Exercise objective => Write out all of the data without omission, exactly as shown.

Input =>
** start **

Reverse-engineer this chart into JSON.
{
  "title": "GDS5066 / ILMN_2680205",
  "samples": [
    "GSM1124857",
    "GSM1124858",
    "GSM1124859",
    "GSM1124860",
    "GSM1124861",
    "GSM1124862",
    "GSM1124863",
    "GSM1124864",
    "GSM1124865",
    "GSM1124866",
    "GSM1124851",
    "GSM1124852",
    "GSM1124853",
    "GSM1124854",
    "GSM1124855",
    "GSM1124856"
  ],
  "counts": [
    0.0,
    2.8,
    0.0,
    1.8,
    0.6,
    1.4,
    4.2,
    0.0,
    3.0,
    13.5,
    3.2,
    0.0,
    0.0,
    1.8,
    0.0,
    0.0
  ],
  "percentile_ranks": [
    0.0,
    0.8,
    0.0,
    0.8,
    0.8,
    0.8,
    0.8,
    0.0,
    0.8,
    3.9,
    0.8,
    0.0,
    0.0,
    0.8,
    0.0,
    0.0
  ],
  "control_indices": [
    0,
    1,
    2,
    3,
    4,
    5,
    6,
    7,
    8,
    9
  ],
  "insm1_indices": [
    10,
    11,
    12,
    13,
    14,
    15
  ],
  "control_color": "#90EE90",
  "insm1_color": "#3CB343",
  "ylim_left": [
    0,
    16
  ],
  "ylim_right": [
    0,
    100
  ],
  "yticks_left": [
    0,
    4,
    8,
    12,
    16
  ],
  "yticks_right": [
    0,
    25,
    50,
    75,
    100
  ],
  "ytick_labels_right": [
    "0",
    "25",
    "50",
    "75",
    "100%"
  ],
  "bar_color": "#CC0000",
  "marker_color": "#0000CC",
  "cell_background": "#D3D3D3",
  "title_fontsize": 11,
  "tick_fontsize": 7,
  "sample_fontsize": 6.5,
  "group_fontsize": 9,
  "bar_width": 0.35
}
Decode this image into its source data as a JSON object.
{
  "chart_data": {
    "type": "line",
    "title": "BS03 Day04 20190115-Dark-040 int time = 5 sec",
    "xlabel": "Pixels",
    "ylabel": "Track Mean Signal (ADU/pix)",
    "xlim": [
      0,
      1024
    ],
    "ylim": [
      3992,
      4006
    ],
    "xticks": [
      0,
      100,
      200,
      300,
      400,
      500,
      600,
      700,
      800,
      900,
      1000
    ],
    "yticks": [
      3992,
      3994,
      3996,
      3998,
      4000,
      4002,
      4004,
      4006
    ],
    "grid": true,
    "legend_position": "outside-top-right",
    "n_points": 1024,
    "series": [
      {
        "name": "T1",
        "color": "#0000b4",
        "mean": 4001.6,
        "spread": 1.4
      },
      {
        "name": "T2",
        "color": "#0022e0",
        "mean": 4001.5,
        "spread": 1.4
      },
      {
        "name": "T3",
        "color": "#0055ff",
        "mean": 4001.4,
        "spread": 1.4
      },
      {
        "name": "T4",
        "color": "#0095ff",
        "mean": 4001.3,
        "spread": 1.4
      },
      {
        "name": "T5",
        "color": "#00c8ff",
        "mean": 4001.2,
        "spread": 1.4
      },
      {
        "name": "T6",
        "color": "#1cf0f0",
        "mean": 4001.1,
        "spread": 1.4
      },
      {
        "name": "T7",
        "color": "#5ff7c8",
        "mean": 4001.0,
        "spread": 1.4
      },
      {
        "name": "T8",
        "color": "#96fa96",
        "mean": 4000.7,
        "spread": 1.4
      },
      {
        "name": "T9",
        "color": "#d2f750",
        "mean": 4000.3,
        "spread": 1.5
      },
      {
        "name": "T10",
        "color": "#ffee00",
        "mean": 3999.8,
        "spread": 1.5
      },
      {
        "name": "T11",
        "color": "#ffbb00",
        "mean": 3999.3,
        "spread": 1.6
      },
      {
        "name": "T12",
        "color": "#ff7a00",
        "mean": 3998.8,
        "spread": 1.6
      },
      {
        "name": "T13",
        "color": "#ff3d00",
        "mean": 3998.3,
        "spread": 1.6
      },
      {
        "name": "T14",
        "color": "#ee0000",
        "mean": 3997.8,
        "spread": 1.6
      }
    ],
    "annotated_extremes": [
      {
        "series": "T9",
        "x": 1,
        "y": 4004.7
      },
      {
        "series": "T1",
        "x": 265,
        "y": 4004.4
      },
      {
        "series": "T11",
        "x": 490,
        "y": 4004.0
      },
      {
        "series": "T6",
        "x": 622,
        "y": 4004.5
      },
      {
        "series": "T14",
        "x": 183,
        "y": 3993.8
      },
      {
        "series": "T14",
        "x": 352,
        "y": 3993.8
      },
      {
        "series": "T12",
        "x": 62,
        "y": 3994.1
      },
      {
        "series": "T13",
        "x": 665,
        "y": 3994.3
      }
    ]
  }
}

** end **

Written answer =>
Reverse-engineer this chart into JSON.
{
  "title": "GDS5066 / ILMN_2680205",
  "samples": [
    "GSM1124857",
    "GSM1124858",
    "GSM1124859",
    "GSM1124860",
    "GSM1124861",
    "GSM1124862",
    "GSM1124863",
    "GSM1124864",
    "GSM1124865",
    "GSM1124866",
    "GSM1124851",
    "GSM1124852",
    "GSM1124853",
    "GSM1124854",
    "GSM1124855",
    "GSM1124856"
  ],
  "counts": [
    0.0,
    2.8,
    0.0,
    1.8,
    0.6,
    1.4,
    4.2,
    0.0,
    3.0,
    13.5,
    3.2,
    0.0,
    0.0,
    1.8,
    0.0,
    0.0
  ],
  "percentile_ranks": [
    0.0,
    0.8,
    0.0,
    0.8,
    0.8,
    0.8,
    0.8,
    0.0,
    0.8,
    3.9,
    0.8,
    0.0,
    0.0,
    0.8,
    0.0,
    0.0
  ],
  "control_indices": [
    0,
    1,
    2,
    3,
    4,
    5,
    6,
    7,
    8,
    9
  ],
  "insm1_indices": [
    10,
    11,
    12,
    13,
    14,
    15
  ],
  "control_color": "#90EE90",
  "insm1_color": "#3CB343",
  "ylim_left": [
    0,
    16
  ],
  "ylim_right": [
    0,
    100
  ],
  "yticks_left": [
    0,
    4,
    8,
    12,
    16
  ],
  "yticks_right": [
    0,
    25,
    50,
    75,
    100
  ],
  "ytick_labels_right": [
    "0",
    "25",
    "50",
    "75",
    "100%"
  ],
  "bar_color": "#CC0000",
  "marker_color": "#0000CC",
  "cell_background": "#D3D3D3",
  "title_fontsize": 11,
  "tick_fontsize": 7,
  "sample_fontsize": 6.5,
  "group_fontsize": 9,
  "bar_width": 0.35
}
Decode this image into its source data as a JSON object.
{
  "chart_data": {
    "type": "line",
    "title": "BS03 Day04 20190115-Dark-040 int time = 5 sec",
    "xlabel": "Pixels",
    "ylabel": "Track Mean Signal (ADU/pix)",
    "xlim": [
      0,
      1024
    ],
    "ylim": [
      3992,
      4006
    ],
    "xticks": [
      0,
      100,
      200,
      300,
      400,
      500,
      600,
      700,
      800,
      900,
      1000
    ],
    "yticks": [
      3992,
      3994,
      3996,
      3998,
      4000,
      4002,
      4004,
      4006
    ],
    "grid": true,
    "legend_position": "outside-top-right",
    "n_points": 1024,
    "series": [
      {
        "name": "T1",
        "color": "#0000b4",
        "mean": 4001.6,
        "spread": 1.4
      },
      {
        "name": "T2",
        "color": "#0022e0",
        "mean": 4001.5,
        "spread": 1.4
      },
      {
        "name": "T3",
        "color": "#0055ff",
        "mean": 4001.4,
        "spread": 1.4
      },
      {
        "name": "T4",
        "color": "#0095ff",
        "mean": 4001.3,
        "spread": 1.4
      },
      {
        "name": "T5",
        "color": "#00c8ff",
        "mean": 4001.2,
        "spread": 1.4
      },
      {
        "name": "T6",
        "color": "#1cf0f0",
        "mean": 4001.1,
        "spread": 1.4
      },
      {
        "name": "T7",
        "color": "#5ff7c8",
        "mean": 4001.0,
        "spread": 1.4
      },
      {
        "name": "T8",
        "color": "#96fa96",
        "mean": 4000.7,
        "spread": 1.4
      },
      {
        "name": "T9",
        "color": "#d2f750",
        "mean": 4000.3,
        "spread": 1.5
      },
      {
        "name": "T10",
        "color": "#ffee00",
        "mean": 3999.8,
        "spread": 1.5
      },
      {
        "name": "T11",
        "color": "#ffbb00",
        "mean": 3999.3,
        "spread": 1.6
      },
      {
        "name": "T12",
        "color": "#ff7a00",
        "mean": 3998.8,
        "spread": 1.6
      },
      {
        "name": "T13",
        "color": "#ff3d00",
        "mean": 3998.3,
        "spread": 1.6
      },
      {
        "name": "T14",
        "color": "#ee0000",
        "mean": 3997.8,
        "spread": 1.6
      }
    ],
    "annotated_extremes": [
      {
        "series": "T9",
        "x": 1,
        "y": 4004.7
      },
      {
        "series": "T1",
        "x": 265,
        "y": 4004.4
      },
      {
        "series": "T11",
        "x": 490,
        "y": 4004.0
      },
      {
        "series": "T6",
        "x": 622,
        "y": 4004.5
      },
      {
        "series": "T14",
        "x": 183,
        "y": 3993.8
      },
      {
        "series": "T14",
        "x": 352,
        "y": 3993.8
      },
      {
        "series": "T12",
        "x": 62,
        "y": 3994.1
      },
      {
        "series": "T13",
        "x": 665,
        "y": 3994.3
      }
    ]
  }
}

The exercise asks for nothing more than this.